* begin Dataset records *
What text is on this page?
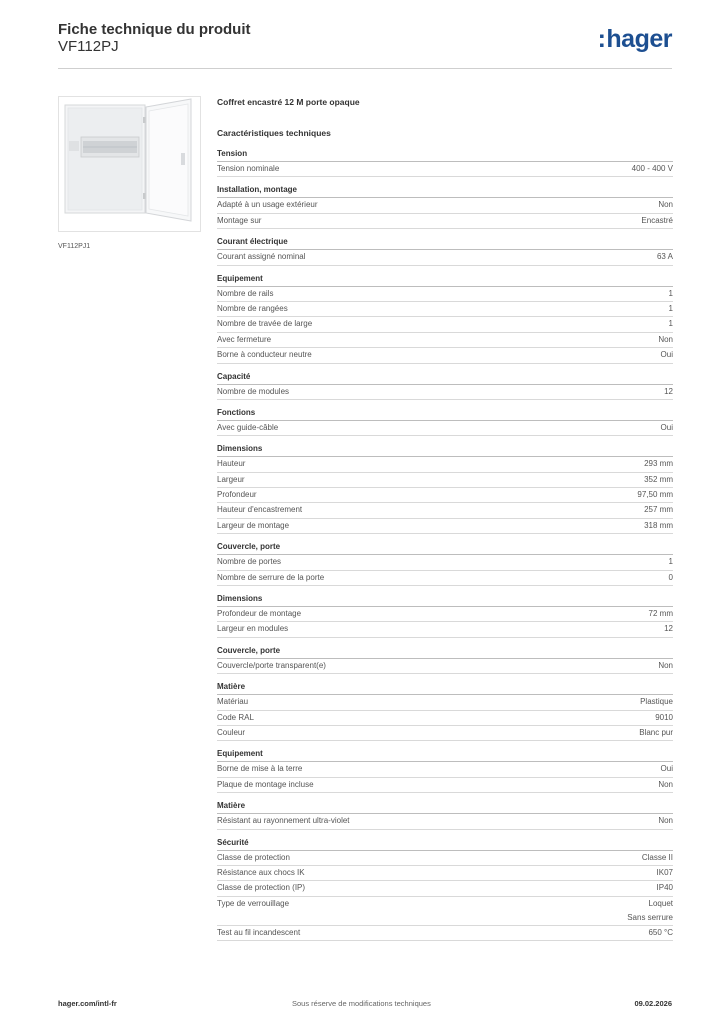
Fiche technique du produit
VF112PJ	:hager
VF112PJ1
Coffret encastré 12 M porte opaque
Caractéristiques techniques
Tension
Tension nominale	400 - 400 V
Installation, montage
Adapté à un usage extérieur	Non
Montage sur	Encastré
Courant électrique
Courant assigné nominal	63 A
Equipement
Nombre de rails	1
Nombre de rangées	1
Nombre de travée de large	1
Avec fermeture	Non
Borne à conducteur neutre	Oui
Capacité
Nombre de modules	12
Fonctions
Avec guide-câble	Oui
Dimensions
Hauteur	293 mm
Largeur	352 mm
Profondeur	97,50 mm
Hauteur d'encastrement	257 mm
Largeur de montage	318 mm
Couvercle, porte
Nombre de portes	1
Nombre de serrure de la porte	0
Dimensions
Profondeur de montage	72 mm
Largeur en modules	12
Couvercle, porte
Couvercle/porte transparent(e)	Non
Matière
Matériau	Plastique
Code RAL	9010
Couleur	Blanc pur
Equipement
Borne de mise à la terre	Oui
Plaque de montage incluse	Non
Matière
Résistant au rayonnement ultra-violet	Non
Sécurité
Classe de protection	Classe II
Résistance aux chocs IK	IK07
Classe de protection (IP)	IP40
Type de verrouillage	Loquet
Sans serrure
Test au fil incandescent	650 °C
hager.com/intl-fr	Sous réserve de modifications techniques	09.02.2026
* end Dataset records *
Aim of the task :: Where a line in the material contains "protection", copy that line.

The output ::
Classe de protection	Classe II
Classe de protection (IP)	IP40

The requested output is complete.